*WHAT YOU HAVE TO DO:* Repeat every record below exactly, but leave out any pictures.

━━━ GIVEN INFORMATION

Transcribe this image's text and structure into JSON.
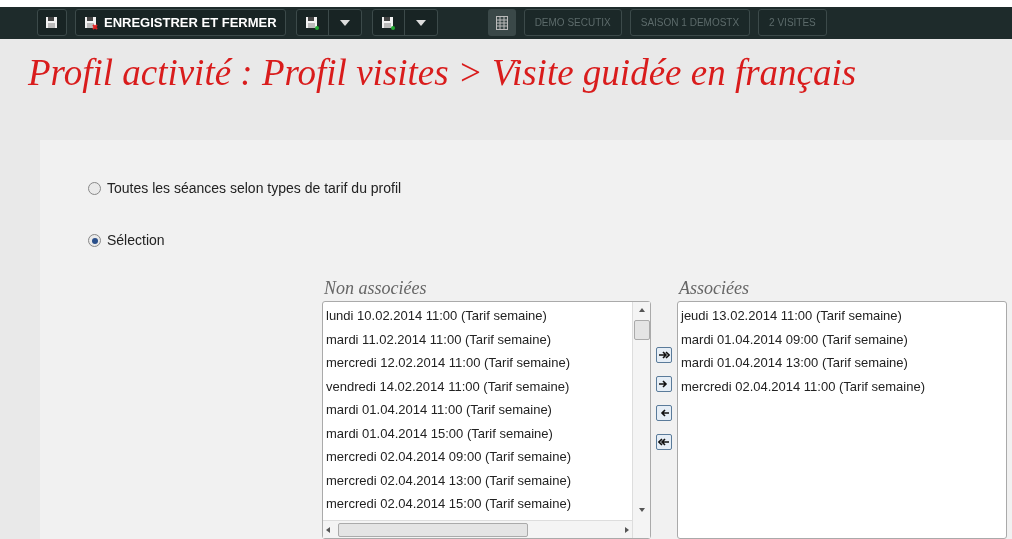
{
  "toolbar": {
    "save_close_label": "ENREGISTRER ET FERMER",
    "tabs": [
      {
        "label": "DEMO SECUTIX",
        "disabled": true
      },
      {
        "label": "SAISON 1 DEMOSTX",
        "disabled": true
      },
      {
        "label": "2 VISITES",
        "disabled": true
      }
    ]
  },
  "title": "Profil activité : Profil visites > Visite guidée en français",
  "options": [
    {
      "label": "Toutes les séances selon types de tarif du profil",
      "selected": false
    },
    {
      "label": "Sélection",
      "selected": true
    }
  ],
  "non_associees": {
    "label": "Non associées",
    "items": [
      "lundi 10.02.2014 11:00 (Tarif semaine)",
      "mardi 11.02.2014 11:00 (Tarif semaine)",
      "mercredi 12.02.2014 11:00 (Tarif semaine)",
      "vendredi 14.02.2014 11:00 (Tarif semaine)",
      "mardi 01.04.2014 11:00 (Tarif semaine)",
      "mardi 01.04.2014 15:00 (Tarif semaine)",
      "mercredi 02.04.2014 09:00 (Tarif semaine)",
      "mercredi 02.04.2014 13:00 (Tarif semaine)",
      "mercredi 02.04.2014 15:00 (Tarif semaine)"
    ]
  },
  "associees": {
    "label": "Associées",
    "items": [
      "jeudi 13.02.2014 11:00 (Tarif semaine)",
      "mardi 01.04.2014 09:00 (Tarif semaine)",
      "mardi 01.04.2014 13:00 (Tarif semaine)",
      "mercredi 02.04.2014 11:00 (Tarif semaine)"
    ]
  }
}
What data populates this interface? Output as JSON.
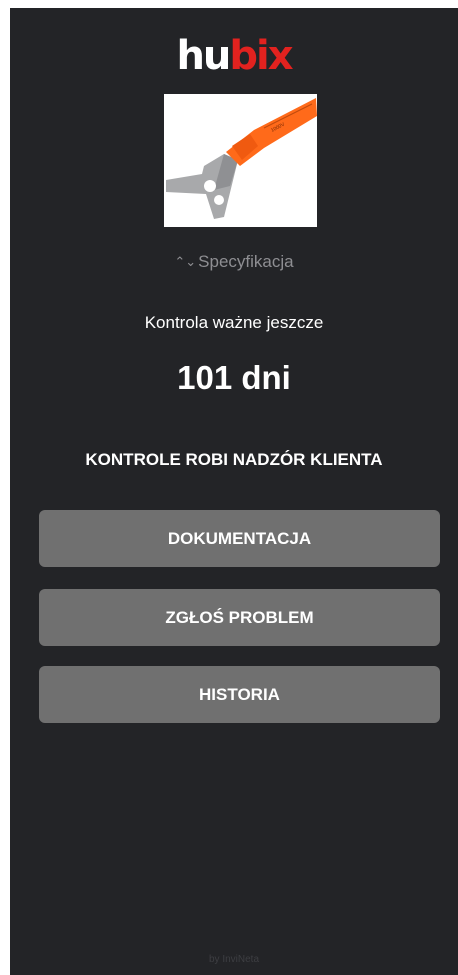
{
  "header": {
    "logo_part1": "hu",
    "logo_part2": "bix"
  },
  "product": {
    "image_icon": "insulated-scraper-tool-icon"
  },
  "spec_toggle": {
    "icon": "chevron-up-down-icon",
    "label": "Specyfikacja"
  },
  "inspection": {
    "label": "Kontrola ważne jeszcze",
    "days_value": "101 dni",
    "notice": "KONTROLE ROBI NADZÓR KLIENTA"
  },
  "actions": {
    "documentation": "DOKUMENTACJA",
    "report_problem": "ZGŁOŚ PROBLEM",
    "history": "HISTORIA"
  },
  "footer": {
    "credit": "by InviNeta"
  },
  "colors": {
    "background": "#232427",
    "button": "#707070",
    "brand_red": "#e2221f",
    "tool_orange": "#ff6a1a"
  }
}
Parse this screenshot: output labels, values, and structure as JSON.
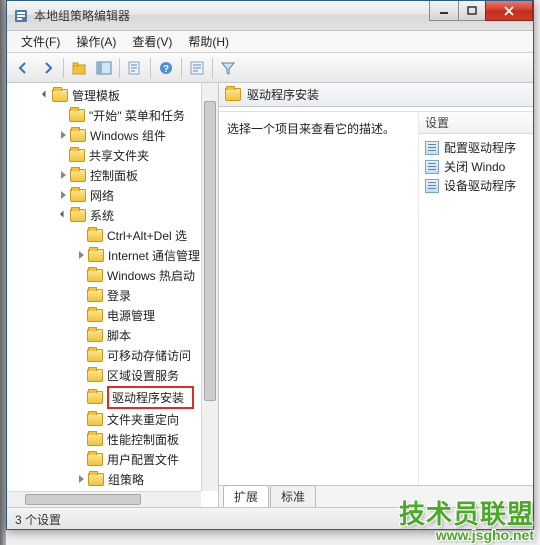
{
  "window": {
    "title": "本地组策略编辑器"
  },
  "menu": {
    "file": "文件(F)",
    "action": "操作(A)",
    "view": "查看(V)",
    "help": "帮助(H)"
  },
  "tree": {
    "root": "管理模板",
    "items": [
      "\"开始\" 菜单和任务",
      "Windows 组件",
      "共享文件夹",
      "控制面板",
      "网络",
      "系统"
    ],
    "system_children": [
      "Ctrl+Alt+Del 选",
      "Internet 通信管理",
      "Windows 热启动",
      "登录",
      "电源管理",
      "脚本",
      "可移动存储访问",
      "区域设置服务",
      "驱动程序安装",
      "文件夹重定向",
      "性能控制面板",
      "用户配置文件",
      "组策略"
    ]
  },
  "right": {
    "header": "驱动程序安装",
    "description": "选择一个项目来查看它的描述。",
    "settings_label": "设置",
    "settings": [
      "配置驱动程序",
      "关闭 Windo",
      "设备驱动程序"
    ]
  },
  "tabs": {
    "extended": "扩展",
    "standard": "标准"
  },
  "status": "3 个设置",
  "watermark": {
    "main": "技术员联盟",
    "sub": "www.jsgho.net"
  }
}
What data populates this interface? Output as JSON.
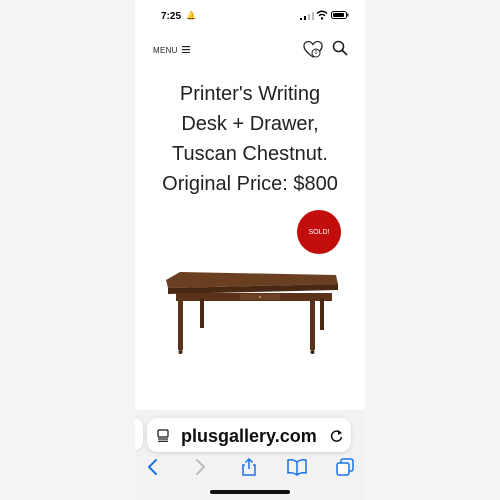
{
  "status_bar": {
    "time": "7:25",
    "bell_symbol": "🔔"
  },
  "nav": {
    "menu_label": "MENU",
    "wishlist_count": "0"
  },
  "product": {
    "title_lines": [
      "Printer's Writing",
      "Desk + Drawer,",
      "Tuscan Chestnut.",
      "Original Price: $800"
    ],
    "badge": "SOLD!",
    "image_icon": "desk-image"
  },
  "browser": {
    "url": "plusgallery.com"
  },
  "colors": {
    "badge": "#c30d0d",
    "text": "#222222",
    "accent_blue": "#1a73e8"
  }
}
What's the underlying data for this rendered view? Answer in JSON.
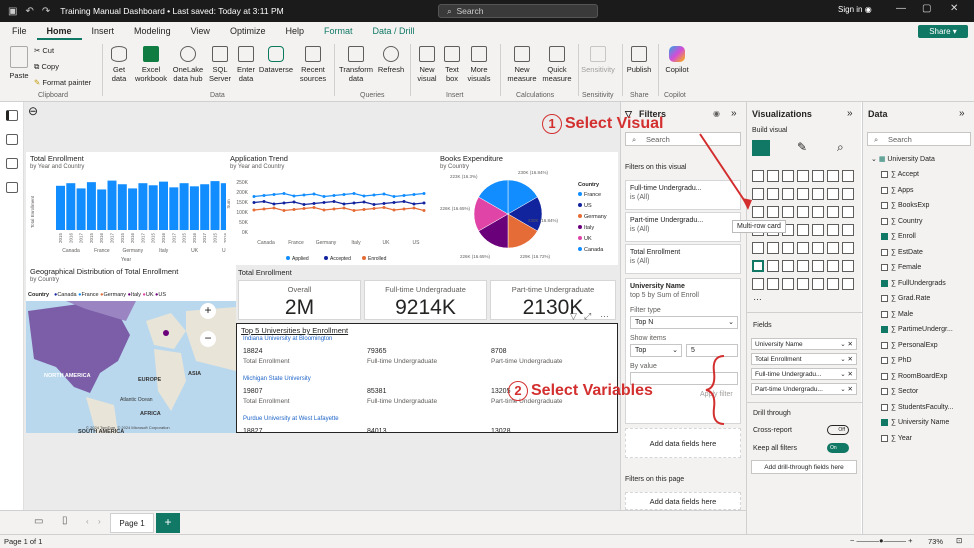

━━━━━━

*IN RESPONSE:*
Transcribe this image's text and structure into JSON.
{
  "toolbar": {
    "save_close_label": "ENREGISTRER ET FERMER",
    "tabs": [
      {
        "label": "DEMO SECUTIX",
        "disabled": true
      },
      {
        "label": "SAISON 1 DEMOSTX",
        "disabled": true
      },
      {
        "label": "2 VISITES",
        "disabled": true
      }
    ]
  },
  "title": "Profil activité : Profil visites > Visite guidée en français",
  "options": [
    {
      "label": "Toutes les séances selon types de tarif du profil",
      "selected": false
    },
    {
      "label": "Sélection",
      "selected": true
    }
  ],
  "non_associees": {
    "label": "Non associées",
    "items": [
      "lundi 10.02.2014 11:00 (Tarif semaine)",
      "mardi 11.02.2014 11:00 (Tarif semaine)",
      "mercredi 12.02.2014 11:00 (Tarif semaine)",
      "vendredi 14.02.2014 11:00 (Tarif semaine)",
      "mardi 01.04.2014 11:00 (Tarif semaine)",
      "mardi 01.04.2014 15:00 (Tarif semaine)",
      "mercredi 02.04.2014 09:00 (Tarif semaine)",
      "mercredi 02.04.2014 13:00 (Tarif semaine)",
      "mercredi 02.04.2014 15:00 (Tarif semaine)"
    ]
  },
  "associees": {
    "label": "Associées",
    "items": [
      "jeudi 13.02.2014 11:00 (Tarif semaine)",
      "mardi 01.04.2014 09:00 (Tarif semaine)",
      "mardi 01.04.2014 13:00 (Tarif semaine)",
      "mercredi 02.04.2014 11:00 (Tarif semaine)"
    ]
  }
}
What data populates this interface? Output as JSON.
{
  "header": {
    "logo_part1": "hu",
    "logo_part2": "bix"
  },
  "product": {
    "image_icon": "insulated-scraper-tool-icon"
  },
  "spec_toggle": {
    "icon": "chevron-up-down-icon",
    "label": "Specyfikacja"
  },
  "inspection": {
    "label": "Kontrola ważne jeszcze",
    "days_value": "101 dni",
    "notice": "KONTROLE ROBI NADZÓR KLIENTA"
  },
  "actions": {
    "documentation": "DOKUMENTACJA",
    "report_problem": "ZGŁOŚ PROBLEM",
    "history": "HISTORIA"
  },
  "footer": {
    "credit": "by InviNeta"
  },
  "colors": {
    "background": "#232427",
    "button": "#707070",
    "brand_red": "#e2221f",
    "tool_orange": "#ff6a1a"
  }
}
Parse this screenshot: output labels, values, and structure as JSON.
{
  "window": {
    "title": "本地组策略编辑器"
  },
  "menu": {
    "file": "文件(F)",
    "action": "操作(A)",
    "view": "查看(V)",
    "help": "帮助(H)"
  },
  "tree": {
    "root": "管理模板",
    "items": [
      "\"开始\" 菜单和任务",
      "Windows 组件",
      "共享文件夹",
      "控制面板",
      "网络",
      "系统"
    ],
    "system_children": [
      "Ctrl+Alt+Del 选",
      "Internet 通信管理",
      "Windows 热启动",
      "登录",
      "电源管理",
      "脚本",
      "可移动存储访问",
      "区域设置服务",
      "驱动程序安装",
      "文件夹重定向",
      "性能控制面板",
      "用户配置文件",
      "组策略"
    ]
  },
  "right": {
    "header": "驱动程序安装",
    "description": "选择一个项目来查看它的描述。",
    "settings_label": "设置",
    "settings": [
      "配置驱动程序",
      "关闭 Windo",
      "设备驱动程序"
    ]
  },
  "tabs": {
    "extended": "扩展",
    "standard": "标准"
  },
  "status": "3 个设置",
  "watermark": {
    "main": "技术员联盟",
    "sub": "www.jsgho.net"
  }
}
What data populates this interface? Output as JSON.
{
  "status_bar": {
    "time": "7:25",
    "bell_symbol": "🔔"
  },
  "nav": {
    "menu_label": "MENU",
    "wishlist_count": "0"
  },
  "product": {
    "title_lines": [
      "Printer's Writing",
      "Desk + Drawer,",
      "Tuscan Chestnut.",
      "Original Price: $800"
    ],
    "badge": "SOLD!",
    "image_icon": "desk-image"
  },
  "browser": {
    "url": "plusgallery.com"
  },
  "colors": {
    "badge": "#c30d0d",
    "text": "#222222",
    "accent_blue": "#1a73e8"
  }
}
What's the underlying data for this rendered view? Answer in JSON.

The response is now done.